═════ Records to use

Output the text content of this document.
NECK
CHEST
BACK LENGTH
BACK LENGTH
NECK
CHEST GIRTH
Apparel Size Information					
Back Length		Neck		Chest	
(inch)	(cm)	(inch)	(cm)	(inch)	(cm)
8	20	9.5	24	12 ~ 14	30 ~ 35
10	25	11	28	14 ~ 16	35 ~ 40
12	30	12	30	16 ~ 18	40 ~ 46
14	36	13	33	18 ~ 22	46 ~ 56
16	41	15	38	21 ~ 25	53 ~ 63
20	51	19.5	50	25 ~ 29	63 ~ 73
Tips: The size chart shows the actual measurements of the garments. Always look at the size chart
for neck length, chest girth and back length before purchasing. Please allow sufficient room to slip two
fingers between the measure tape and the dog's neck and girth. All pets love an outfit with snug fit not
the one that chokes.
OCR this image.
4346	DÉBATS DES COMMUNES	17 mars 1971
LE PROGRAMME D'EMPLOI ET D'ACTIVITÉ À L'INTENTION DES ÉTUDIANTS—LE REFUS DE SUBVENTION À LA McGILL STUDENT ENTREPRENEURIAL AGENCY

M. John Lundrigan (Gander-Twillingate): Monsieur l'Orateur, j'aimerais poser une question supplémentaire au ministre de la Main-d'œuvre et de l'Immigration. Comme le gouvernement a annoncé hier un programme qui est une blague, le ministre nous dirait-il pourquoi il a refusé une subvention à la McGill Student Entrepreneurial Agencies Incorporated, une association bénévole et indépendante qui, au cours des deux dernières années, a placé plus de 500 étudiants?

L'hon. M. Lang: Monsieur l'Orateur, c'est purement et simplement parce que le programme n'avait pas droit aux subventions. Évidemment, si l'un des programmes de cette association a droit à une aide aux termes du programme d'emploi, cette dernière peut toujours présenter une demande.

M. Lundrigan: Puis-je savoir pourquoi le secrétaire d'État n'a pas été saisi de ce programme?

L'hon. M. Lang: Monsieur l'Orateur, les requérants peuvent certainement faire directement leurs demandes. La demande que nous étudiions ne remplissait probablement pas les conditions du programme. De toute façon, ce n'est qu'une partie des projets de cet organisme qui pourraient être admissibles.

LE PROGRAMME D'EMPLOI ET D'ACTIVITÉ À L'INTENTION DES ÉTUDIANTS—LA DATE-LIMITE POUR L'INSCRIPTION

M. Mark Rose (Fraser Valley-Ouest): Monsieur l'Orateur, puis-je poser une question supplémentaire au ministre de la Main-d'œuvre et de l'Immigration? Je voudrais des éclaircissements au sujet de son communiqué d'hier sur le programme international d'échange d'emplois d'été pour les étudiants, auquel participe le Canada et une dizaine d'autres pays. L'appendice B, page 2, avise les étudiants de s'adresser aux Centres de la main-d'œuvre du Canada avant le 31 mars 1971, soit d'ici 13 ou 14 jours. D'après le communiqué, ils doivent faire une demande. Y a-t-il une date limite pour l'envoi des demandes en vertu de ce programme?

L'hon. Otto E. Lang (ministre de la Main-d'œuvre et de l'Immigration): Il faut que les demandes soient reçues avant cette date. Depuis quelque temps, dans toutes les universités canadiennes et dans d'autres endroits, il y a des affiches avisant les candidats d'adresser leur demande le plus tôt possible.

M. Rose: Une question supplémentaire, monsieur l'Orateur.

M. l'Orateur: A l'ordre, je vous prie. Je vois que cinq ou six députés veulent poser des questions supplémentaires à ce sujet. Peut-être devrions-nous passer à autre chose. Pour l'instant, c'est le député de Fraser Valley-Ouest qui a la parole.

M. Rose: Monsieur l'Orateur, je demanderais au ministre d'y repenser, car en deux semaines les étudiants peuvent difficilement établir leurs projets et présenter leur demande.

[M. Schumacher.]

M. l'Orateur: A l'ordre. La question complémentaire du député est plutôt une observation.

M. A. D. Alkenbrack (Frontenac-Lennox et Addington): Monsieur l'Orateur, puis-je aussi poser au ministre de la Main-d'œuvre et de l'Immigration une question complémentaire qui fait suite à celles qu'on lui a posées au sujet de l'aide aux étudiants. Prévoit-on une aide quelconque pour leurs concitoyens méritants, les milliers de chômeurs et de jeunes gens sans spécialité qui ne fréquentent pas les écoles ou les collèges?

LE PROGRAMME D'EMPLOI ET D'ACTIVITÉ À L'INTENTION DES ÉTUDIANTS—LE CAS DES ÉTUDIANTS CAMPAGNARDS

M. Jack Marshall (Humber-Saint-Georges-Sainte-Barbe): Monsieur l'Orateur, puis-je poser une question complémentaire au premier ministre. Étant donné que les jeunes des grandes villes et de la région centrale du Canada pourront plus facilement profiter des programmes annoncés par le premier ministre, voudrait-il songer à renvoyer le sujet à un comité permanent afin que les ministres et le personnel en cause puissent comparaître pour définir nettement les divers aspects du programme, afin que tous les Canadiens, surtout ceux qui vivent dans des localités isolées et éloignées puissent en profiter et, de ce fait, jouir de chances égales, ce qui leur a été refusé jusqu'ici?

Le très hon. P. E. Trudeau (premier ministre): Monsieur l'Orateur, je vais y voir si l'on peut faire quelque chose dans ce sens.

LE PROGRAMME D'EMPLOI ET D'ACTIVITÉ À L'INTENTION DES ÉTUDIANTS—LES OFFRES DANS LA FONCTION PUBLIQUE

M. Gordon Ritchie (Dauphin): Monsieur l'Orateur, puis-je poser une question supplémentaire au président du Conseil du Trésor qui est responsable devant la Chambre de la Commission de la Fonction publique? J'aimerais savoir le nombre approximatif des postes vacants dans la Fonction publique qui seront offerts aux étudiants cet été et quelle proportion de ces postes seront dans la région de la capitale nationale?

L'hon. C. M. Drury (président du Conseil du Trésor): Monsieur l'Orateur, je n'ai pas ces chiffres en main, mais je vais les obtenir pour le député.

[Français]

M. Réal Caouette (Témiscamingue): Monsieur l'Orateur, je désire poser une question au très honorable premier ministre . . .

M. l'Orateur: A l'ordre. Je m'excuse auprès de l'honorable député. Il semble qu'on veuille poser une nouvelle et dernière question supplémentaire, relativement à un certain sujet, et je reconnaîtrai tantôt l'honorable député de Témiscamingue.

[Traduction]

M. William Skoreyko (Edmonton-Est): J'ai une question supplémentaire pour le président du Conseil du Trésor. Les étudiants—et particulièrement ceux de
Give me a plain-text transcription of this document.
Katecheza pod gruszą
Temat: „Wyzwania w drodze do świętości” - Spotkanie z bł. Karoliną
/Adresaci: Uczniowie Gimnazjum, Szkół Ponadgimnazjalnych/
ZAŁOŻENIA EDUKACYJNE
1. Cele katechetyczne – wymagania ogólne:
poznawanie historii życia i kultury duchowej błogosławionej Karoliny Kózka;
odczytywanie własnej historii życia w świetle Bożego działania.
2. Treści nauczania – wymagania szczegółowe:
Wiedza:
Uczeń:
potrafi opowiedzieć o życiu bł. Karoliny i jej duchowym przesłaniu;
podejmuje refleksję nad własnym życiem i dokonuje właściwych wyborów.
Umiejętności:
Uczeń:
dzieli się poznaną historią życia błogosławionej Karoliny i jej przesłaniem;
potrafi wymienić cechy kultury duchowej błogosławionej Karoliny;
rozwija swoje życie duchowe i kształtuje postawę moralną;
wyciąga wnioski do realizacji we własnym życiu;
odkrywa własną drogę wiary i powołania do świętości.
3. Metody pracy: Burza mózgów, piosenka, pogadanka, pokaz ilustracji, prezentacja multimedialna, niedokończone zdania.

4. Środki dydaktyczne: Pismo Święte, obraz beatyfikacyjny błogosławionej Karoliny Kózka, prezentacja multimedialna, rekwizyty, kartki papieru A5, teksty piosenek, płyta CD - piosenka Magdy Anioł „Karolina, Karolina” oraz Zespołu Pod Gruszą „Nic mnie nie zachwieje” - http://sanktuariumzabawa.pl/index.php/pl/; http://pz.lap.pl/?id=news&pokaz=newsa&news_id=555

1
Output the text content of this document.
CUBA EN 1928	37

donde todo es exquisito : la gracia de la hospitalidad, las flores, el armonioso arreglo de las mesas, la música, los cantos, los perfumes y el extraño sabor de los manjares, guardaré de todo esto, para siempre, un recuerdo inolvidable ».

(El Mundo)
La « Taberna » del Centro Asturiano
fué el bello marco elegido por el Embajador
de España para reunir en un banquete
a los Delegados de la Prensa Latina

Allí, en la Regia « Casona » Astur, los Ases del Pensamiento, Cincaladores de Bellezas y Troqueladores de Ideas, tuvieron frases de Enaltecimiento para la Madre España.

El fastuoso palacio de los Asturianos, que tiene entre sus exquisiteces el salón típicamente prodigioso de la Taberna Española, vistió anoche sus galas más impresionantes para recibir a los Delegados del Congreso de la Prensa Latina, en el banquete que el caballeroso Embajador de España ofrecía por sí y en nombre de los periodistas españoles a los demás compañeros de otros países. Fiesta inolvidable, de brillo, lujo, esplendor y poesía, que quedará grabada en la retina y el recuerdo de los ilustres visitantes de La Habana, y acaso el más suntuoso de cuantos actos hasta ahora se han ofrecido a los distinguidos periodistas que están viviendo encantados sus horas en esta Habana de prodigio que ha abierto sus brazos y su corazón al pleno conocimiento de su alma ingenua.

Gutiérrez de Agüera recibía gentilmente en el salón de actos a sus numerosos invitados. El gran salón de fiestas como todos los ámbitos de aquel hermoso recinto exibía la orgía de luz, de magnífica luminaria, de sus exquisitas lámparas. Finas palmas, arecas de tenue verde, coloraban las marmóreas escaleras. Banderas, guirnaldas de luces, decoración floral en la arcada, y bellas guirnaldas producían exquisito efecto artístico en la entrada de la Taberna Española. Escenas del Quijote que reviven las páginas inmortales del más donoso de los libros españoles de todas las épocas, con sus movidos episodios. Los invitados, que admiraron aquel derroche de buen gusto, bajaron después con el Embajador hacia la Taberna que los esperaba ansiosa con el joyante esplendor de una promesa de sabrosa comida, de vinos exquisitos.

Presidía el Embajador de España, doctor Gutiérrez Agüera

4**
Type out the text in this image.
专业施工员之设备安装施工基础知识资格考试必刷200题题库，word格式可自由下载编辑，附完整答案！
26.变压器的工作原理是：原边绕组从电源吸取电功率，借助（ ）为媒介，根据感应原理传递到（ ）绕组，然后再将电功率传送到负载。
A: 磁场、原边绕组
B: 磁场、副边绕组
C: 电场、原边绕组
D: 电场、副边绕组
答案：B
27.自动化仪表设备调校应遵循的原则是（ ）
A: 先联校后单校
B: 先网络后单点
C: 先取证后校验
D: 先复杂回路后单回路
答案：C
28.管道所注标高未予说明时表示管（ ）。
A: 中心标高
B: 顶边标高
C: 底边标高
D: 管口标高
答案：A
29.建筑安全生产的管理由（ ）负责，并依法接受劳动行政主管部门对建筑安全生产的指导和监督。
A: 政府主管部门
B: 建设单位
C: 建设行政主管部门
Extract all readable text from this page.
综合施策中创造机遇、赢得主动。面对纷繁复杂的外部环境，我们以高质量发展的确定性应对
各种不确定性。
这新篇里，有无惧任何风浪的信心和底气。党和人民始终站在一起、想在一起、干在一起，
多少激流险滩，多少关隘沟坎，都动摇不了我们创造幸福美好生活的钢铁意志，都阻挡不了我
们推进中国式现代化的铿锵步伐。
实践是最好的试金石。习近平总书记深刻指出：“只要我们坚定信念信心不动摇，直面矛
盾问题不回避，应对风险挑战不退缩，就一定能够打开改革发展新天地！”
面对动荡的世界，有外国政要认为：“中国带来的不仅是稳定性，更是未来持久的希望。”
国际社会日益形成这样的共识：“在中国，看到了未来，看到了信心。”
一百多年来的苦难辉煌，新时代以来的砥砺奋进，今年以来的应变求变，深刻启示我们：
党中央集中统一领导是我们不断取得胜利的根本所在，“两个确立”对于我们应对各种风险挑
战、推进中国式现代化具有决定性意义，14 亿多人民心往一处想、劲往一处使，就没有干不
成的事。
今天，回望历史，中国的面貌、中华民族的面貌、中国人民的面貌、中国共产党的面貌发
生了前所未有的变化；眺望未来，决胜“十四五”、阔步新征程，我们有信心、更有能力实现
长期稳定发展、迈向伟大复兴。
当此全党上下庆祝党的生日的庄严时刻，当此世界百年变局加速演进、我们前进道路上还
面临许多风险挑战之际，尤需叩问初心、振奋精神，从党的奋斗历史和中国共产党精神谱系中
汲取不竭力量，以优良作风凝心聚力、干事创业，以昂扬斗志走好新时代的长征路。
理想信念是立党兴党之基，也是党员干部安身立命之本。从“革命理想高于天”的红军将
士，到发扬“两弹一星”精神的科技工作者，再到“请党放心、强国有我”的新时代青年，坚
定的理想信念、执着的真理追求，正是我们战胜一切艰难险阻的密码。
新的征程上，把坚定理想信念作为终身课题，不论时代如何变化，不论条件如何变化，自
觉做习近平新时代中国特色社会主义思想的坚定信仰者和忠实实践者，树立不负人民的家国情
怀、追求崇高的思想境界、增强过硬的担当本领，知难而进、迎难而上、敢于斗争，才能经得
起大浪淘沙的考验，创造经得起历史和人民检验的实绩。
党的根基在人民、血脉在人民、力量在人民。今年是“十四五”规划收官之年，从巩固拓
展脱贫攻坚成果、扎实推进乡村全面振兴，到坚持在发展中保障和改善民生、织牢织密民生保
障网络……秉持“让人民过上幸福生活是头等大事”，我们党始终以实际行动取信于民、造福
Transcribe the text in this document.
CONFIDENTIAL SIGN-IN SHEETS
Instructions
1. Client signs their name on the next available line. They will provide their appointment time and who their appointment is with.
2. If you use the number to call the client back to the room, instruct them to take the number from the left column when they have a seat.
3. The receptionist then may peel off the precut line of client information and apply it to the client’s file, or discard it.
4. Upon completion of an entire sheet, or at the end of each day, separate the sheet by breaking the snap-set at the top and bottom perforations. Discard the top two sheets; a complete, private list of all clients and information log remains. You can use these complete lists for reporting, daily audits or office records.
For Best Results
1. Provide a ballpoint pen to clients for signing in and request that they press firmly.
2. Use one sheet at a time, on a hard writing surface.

══════════

§ What to produce
Locate all lines in the listing above with the word "adresser". Copy them.

§ Expected answer
M. Mark Rose (Fraser Valley-Ouest): Monsieur l'Orateur, puis-je poser une question supplémentaire au ministre de la Main-d'œuvre et de l'Immigration? Je voudrais des éclaircissements au sujet de son communiqué d'hier sur le programme international d'échange d'emplois d'été pour les étudiants, auquel participe le Canada et une dizaine d'autres pays. L'appendice B, page 2, avise les étudiants de s'adresser aux Centres de la main-d'œuvre du Canada avant le 31 mars 1971, soit d'ici 13 ou 14 jours. D'après le communiqué, ils doivent faire une demande. Y a-t-il une date limite pour l'envoi des demandes en vertu de ce programme?
L'hon. Otto E. Lang (ministre de la Main-d'œuvre et de l'Immigration): Il faut que les demandes soient reçues avant cette date. Depuis quelque temps, dans toutes les universités canadiennes et dans d'autres endroits, il y a des affiches avisant les candidats d'adresser leur demande le plus tôt possible.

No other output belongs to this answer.